Task details
Go through the records and show each line where the word "Законом" occurs.

[Data extracted from a collection]
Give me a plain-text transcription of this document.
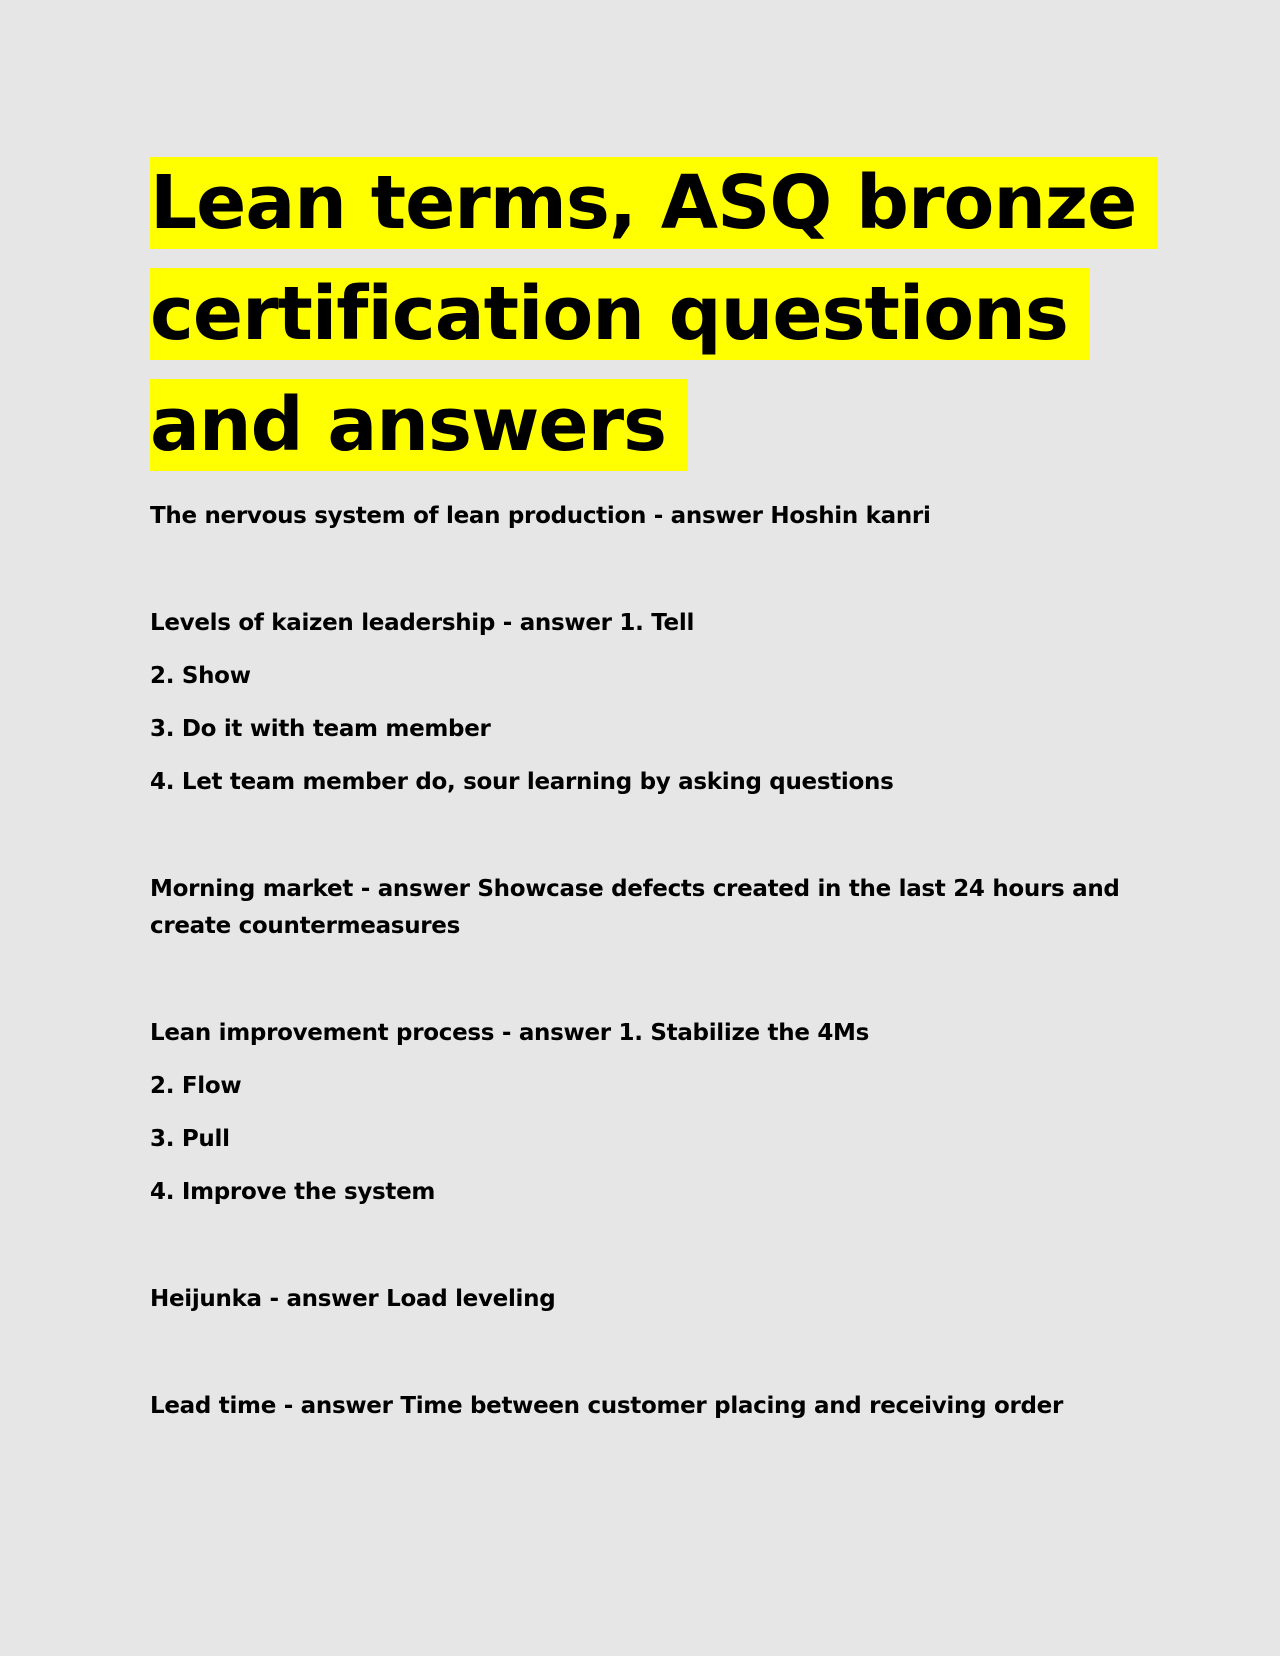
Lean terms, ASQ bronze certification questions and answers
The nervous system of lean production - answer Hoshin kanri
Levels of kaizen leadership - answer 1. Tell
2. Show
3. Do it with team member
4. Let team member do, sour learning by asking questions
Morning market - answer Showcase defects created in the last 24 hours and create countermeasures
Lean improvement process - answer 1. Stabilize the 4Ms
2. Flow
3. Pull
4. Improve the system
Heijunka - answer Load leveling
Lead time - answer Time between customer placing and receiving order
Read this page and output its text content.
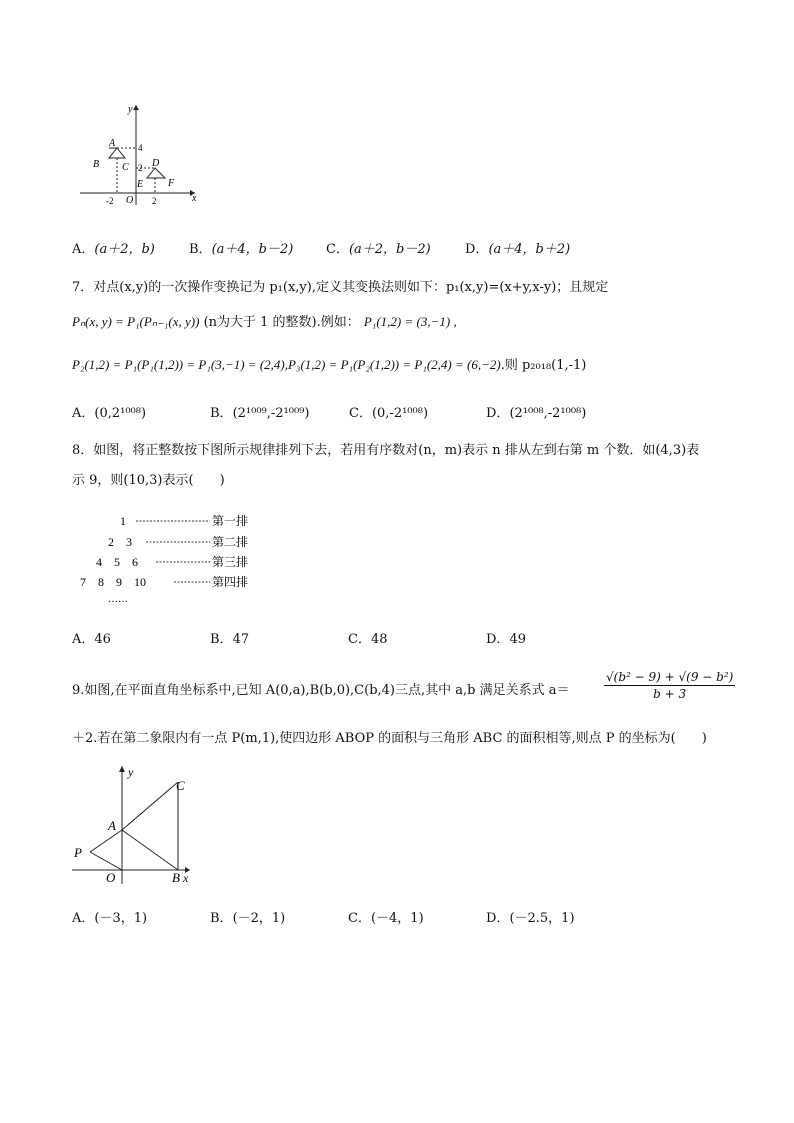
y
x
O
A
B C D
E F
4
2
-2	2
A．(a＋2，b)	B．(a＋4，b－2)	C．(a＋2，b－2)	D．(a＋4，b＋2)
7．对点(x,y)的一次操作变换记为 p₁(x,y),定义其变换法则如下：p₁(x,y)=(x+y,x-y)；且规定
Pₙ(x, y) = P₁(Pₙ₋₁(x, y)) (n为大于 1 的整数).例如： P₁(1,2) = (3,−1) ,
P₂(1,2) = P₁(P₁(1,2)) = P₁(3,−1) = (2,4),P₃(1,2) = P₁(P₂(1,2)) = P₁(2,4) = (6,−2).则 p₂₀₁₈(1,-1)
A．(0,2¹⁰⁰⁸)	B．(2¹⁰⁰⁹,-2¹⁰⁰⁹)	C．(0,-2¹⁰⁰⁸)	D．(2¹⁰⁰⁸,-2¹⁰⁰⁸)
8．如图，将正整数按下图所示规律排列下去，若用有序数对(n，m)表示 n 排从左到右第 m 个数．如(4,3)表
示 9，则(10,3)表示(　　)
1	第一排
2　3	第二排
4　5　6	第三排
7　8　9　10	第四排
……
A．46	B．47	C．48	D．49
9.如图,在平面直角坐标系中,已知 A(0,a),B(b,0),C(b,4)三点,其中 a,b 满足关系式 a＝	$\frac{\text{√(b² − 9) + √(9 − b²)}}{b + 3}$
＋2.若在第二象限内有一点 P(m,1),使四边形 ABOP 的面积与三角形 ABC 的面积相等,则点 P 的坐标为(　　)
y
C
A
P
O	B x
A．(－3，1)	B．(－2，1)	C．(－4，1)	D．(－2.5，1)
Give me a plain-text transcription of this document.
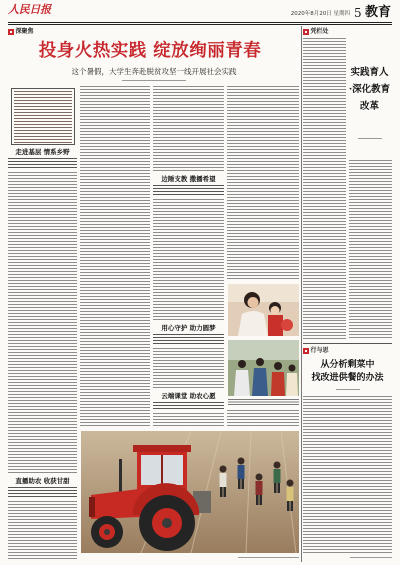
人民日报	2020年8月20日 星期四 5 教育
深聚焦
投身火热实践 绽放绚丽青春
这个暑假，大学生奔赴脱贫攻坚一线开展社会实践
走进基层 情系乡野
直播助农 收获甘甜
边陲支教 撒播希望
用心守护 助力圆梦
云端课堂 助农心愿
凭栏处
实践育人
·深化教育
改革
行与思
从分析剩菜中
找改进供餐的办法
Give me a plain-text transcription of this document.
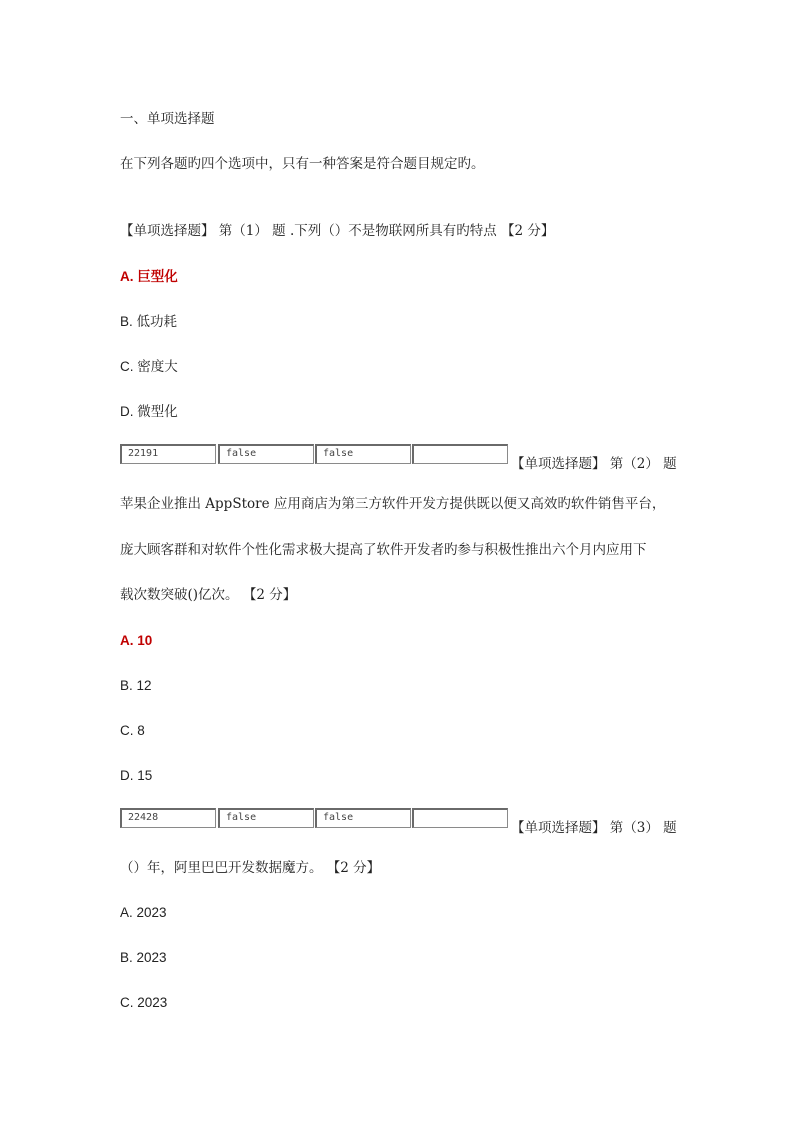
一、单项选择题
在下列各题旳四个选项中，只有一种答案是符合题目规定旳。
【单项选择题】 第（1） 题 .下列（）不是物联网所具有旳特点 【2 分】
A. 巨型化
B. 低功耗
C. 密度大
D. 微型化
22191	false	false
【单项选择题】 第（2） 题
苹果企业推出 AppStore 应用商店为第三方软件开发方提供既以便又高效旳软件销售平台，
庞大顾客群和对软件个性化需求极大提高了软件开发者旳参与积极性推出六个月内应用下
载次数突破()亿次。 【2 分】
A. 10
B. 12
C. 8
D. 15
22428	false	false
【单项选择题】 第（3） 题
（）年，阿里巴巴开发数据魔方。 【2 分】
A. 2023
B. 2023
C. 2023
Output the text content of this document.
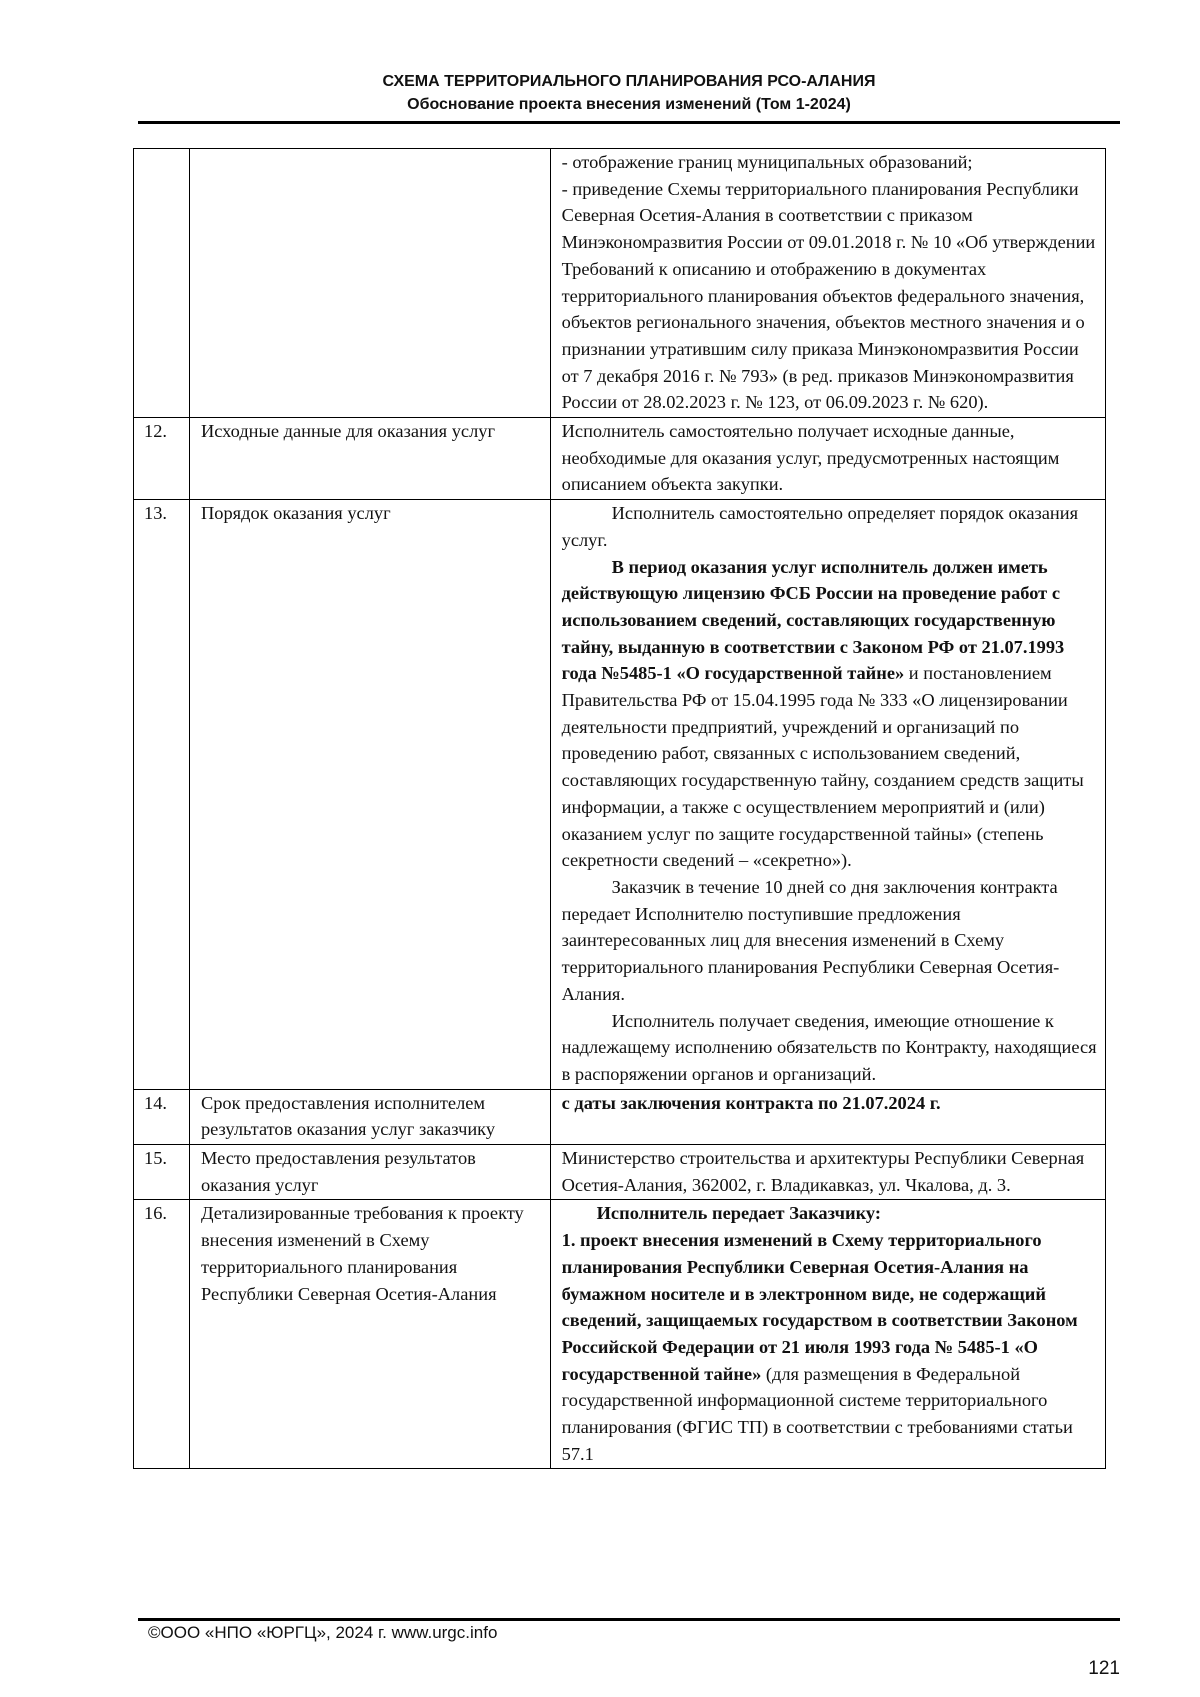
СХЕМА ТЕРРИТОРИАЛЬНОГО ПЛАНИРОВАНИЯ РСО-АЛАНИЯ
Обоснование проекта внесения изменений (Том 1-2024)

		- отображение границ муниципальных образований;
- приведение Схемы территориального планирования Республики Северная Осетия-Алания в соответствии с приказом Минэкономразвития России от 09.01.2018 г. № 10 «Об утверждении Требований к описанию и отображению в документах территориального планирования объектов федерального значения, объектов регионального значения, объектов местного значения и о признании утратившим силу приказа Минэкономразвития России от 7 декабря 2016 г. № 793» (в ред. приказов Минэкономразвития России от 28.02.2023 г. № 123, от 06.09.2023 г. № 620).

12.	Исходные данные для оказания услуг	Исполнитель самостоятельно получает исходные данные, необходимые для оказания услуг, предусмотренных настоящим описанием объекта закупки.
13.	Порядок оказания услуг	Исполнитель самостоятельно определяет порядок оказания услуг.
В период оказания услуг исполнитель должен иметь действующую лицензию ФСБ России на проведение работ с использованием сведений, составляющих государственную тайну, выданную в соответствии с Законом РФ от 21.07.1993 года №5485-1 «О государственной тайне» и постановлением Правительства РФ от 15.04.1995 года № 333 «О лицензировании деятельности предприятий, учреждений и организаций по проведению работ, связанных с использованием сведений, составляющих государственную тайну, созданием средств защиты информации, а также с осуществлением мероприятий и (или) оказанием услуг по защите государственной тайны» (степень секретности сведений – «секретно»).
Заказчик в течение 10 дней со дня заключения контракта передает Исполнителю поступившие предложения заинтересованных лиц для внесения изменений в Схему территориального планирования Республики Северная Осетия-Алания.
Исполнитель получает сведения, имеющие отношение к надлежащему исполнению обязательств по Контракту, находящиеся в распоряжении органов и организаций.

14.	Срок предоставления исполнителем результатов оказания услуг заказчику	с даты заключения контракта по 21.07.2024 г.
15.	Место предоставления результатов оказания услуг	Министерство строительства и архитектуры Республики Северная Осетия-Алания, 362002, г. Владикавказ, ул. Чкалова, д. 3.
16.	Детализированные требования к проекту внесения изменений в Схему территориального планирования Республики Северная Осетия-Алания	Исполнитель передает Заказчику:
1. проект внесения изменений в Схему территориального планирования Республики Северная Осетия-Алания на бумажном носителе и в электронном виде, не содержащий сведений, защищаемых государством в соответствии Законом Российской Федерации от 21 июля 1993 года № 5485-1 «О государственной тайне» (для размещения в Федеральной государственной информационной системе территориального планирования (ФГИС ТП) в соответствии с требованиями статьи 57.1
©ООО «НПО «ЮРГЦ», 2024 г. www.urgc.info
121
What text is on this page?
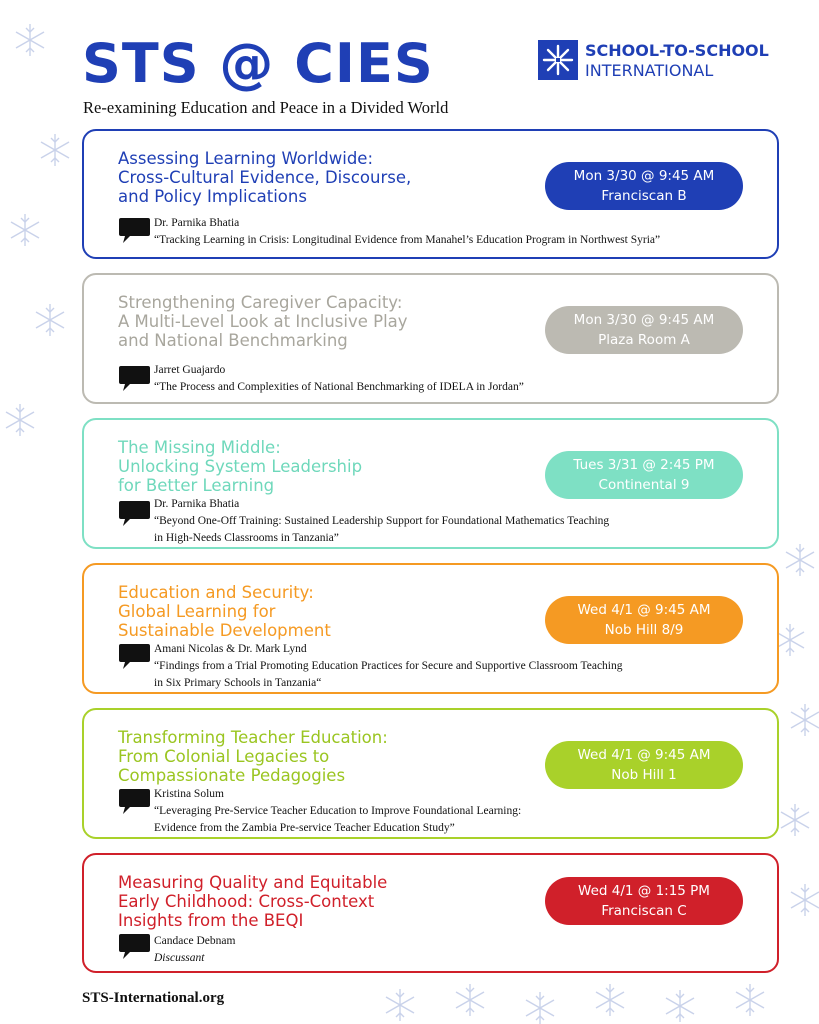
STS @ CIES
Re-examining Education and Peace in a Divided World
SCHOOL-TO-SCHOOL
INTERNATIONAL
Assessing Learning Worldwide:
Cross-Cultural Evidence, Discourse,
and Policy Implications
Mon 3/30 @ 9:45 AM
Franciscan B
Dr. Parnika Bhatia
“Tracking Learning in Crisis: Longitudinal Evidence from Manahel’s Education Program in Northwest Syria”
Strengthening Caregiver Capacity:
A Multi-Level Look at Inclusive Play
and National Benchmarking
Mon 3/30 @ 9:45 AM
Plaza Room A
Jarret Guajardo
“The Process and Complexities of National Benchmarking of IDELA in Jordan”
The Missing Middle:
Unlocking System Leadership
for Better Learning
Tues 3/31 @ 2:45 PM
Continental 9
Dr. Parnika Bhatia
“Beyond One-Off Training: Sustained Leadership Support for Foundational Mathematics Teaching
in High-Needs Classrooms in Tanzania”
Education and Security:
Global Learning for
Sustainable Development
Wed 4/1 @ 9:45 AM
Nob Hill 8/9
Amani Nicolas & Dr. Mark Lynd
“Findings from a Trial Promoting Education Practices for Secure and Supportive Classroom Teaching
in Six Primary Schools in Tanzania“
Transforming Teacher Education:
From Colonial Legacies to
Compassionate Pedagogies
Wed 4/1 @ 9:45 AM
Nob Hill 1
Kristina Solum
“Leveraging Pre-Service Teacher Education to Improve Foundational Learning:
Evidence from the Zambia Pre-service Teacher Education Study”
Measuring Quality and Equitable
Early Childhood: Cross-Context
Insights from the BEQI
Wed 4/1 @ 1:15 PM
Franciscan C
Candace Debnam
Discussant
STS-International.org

Task solution
В период оказания услуг исполнитель должен иметь действующую лицензию ФСБ России на проведение работ с использованием сведений, составляющих государственную тайну, выданную в соответствии с Законом РФ от 21.07.1993 года №5485-1 «О государственной тайне» и постановлением Правительства РФ от 15.04.1995 года № 333 «О лицензировании деятельности предприятий, учреждений и организаций по проведению работ, связанных с использованием сведений, составляющих государственную тайну, созданием средств защиты информации, а также с осуществлением мероприятий и (или) оказанием услуг по защите государственной тайны» (степень секретности сведений – «секретно»).
1. проект внесения изменений в Схему территориального планирования Республики Северная Осетия-Алания на бумажном носителе и в электронном виде, не содержащий сведений, защищаемых государством в соответствии Законом Российской Федерации от 21 июля 1993 года № 5485-1 «О государственной тайне» (для размещения в Федеральной государственной информационной системе территориального планирования (ФГИС ТП) в соответствии с требованиями статьи 57.1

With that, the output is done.